### Figure content listings
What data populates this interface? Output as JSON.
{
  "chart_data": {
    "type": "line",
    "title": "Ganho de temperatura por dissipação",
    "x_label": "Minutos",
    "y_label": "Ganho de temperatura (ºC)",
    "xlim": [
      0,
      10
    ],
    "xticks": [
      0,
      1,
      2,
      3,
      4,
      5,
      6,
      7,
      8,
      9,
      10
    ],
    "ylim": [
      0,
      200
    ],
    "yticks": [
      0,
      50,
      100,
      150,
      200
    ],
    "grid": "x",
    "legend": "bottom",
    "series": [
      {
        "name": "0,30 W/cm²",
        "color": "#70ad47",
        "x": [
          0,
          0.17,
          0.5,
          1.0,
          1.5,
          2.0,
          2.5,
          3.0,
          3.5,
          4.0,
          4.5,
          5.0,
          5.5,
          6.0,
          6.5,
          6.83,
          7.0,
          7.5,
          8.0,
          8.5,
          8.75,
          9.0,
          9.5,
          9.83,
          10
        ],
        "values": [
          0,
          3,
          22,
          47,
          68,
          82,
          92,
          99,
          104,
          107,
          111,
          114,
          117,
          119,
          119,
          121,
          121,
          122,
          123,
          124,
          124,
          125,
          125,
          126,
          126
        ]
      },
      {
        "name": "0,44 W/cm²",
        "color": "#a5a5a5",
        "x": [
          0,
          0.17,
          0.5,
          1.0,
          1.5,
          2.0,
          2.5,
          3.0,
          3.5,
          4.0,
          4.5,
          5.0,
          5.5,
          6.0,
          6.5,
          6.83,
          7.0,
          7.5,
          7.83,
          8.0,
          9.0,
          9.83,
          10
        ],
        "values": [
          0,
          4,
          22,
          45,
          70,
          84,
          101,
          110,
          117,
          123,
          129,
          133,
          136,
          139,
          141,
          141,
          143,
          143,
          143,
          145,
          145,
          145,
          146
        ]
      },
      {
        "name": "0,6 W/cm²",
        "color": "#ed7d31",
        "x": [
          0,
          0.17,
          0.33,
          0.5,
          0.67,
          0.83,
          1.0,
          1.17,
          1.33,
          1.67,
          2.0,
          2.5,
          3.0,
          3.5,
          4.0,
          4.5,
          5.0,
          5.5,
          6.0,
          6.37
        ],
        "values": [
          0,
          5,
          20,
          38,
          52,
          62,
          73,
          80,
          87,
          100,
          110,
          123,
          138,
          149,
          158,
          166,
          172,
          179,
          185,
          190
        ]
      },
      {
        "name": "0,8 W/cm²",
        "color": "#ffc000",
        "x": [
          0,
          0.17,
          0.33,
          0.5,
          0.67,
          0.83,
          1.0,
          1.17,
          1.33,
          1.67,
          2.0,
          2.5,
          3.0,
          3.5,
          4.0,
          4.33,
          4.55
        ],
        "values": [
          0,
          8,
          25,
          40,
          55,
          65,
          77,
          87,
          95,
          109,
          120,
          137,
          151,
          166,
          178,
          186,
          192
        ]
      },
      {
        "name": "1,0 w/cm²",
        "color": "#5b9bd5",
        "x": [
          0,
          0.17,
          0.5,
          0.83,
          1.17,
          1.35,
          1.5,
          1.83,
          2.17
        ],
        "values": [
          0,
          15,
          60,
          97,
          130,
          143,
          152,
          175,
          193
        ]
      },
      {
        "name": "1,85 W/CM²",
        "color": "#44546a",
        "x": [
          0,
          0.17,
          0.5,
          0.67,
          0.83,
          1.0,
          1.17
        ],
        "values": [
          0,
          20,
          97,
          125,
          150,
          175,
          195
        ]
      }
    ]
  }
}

### The exercise
Return the listing above in full, character for character.

### Answer to the problem
What data populates this interface? Output as JSON.
{
  "chart_data": {
    "type": "line",
    "title": "Ganho de temperatura por dissipação",
    "x_label": "Minutos",
    "y_label": "Ganho de temperatura (ºC)",
    "xlim": [
      0,
      10
    ],
    "xticks": [
      0,
      1,
      2,
      3,
      4,
      5,
      6,
      7,
      8,
      9,
      10
    ],
    "ylim": [
      0,
      200
    ],
    "yticks": [
      0,
      50,
      100,
      150,
      200
    ],
    "grid": "x",
    "legend": "bottom",
    "series": [
      {
        "name": "0,30 W/cm²",
        "color": "#70ad47",
        "x": [
          0,
          0.17,
          0.5,
          1.0,
          1.5,
          2.0,
          2.5,
          3.0,
          3.5,
          4.0,
          4.5,
          5.0,
          5.5,
          6.0,
          6.5,
          6.83,
          7.0,
          7.5,
          8.0,
          8.5,
          8.75,
          9.0,
          9.5,
          9.83,
          10
        ],
        "values": [
          0,
          3,
          22,
          47,
          68,
          82,
          92,
          99,
          104,
          107,
          111,
          114,
          117,
          119,
          119,
          121,
          121,
          122,
          123,
          124,
          124,
          125,
          125,
          126,
          126
        ]
      },
      {
        "name": "0,44 W/cm²",
        "color": "#a5a5a5",
        "x": [
          0,
          0.17,
          0.5,
          1.0,
          1.5,
          2.0,
          2.5,
          3.0,
          3.5,
          4.0,
          4.5,
          5.0,
          5.5,
          6.0,
          6.5,
          6.83,
          7.0,
          7.5,
          7.83,
          8.0,
          9.0,
          9.83,
          10
        ],
        "values": [
          0,
          4,
          22,
          45,
          70,
          84,
          101,
          110,
          117,
          123,
          129,
          133,
          136,
          139,
          141,
          141,
          143,
          143,
          143,
          145,
          145,
          145,
          146
        ]
      },
      {
        "name": "0,6 W/cm²",
        "color": "#ed7d31",
        "x": [
          0,
          0.17,
          0.33,
          0.5,
          0.67,
          0.83,
          1.0,
          1.17,
          1.33,
          1.67,
          2.0,
          2.5,
          3.0,
          3.5,
          4.0,
          4.5,
          5.0,
          5.5,
          6.0,
          6.37
        ],
        "values": [
          0,
          5,
          20,
          38,
          52,
          62,
          73,
          80,
          87,
          100,
          110,
          123,
          138,
          149,
          158,
          166,
          172,
          179,
          185,
          190
        ]
      },
      {
        "name": "0,8 W/cm²",
        "color": "#ffc000",
        "x": [
          0,
          0.17,
          0.33,
          0.5,
          0.67,
          0.83,
          1.0,
          1.17,
          1.33,
          1.67,
          2.0,
          2.5,
          3.0,
          3.5,
          4.0,
          4.33,
          4.55
        ],
        "values": [
          0,
          8,
          25,
          40,
          55,
          65,
          77,
          87,
          95,
          109,
          120,
          137,
          151,
          166,
          178,
          186,
          192
        ]
      },
      {
        "name": "1,0 w/cm²",
        "color": "#5b9bd5",
        "x": [
          0,
          0.17,
          0.5,
          0.83,
          1.17,
          1.35,
          1.5,
          1.83,
          2.17
        ],
        "values": [
          0,
          15,
          60,
          97,
          130,
          143,
          152,
          175,
          193
        ]
      },
      {
        "name": "1,85 W/CM²",
        "color": "#44546a",
        "x": [
          0,
          0.17,
          0.5,
          0.67,
          0.83,
          1.0,
          1.17
        ],
        "values": [
          0,
          20,
          97,
          125,
          150,
          175,
          195
        ]
      }
    ]
  }
}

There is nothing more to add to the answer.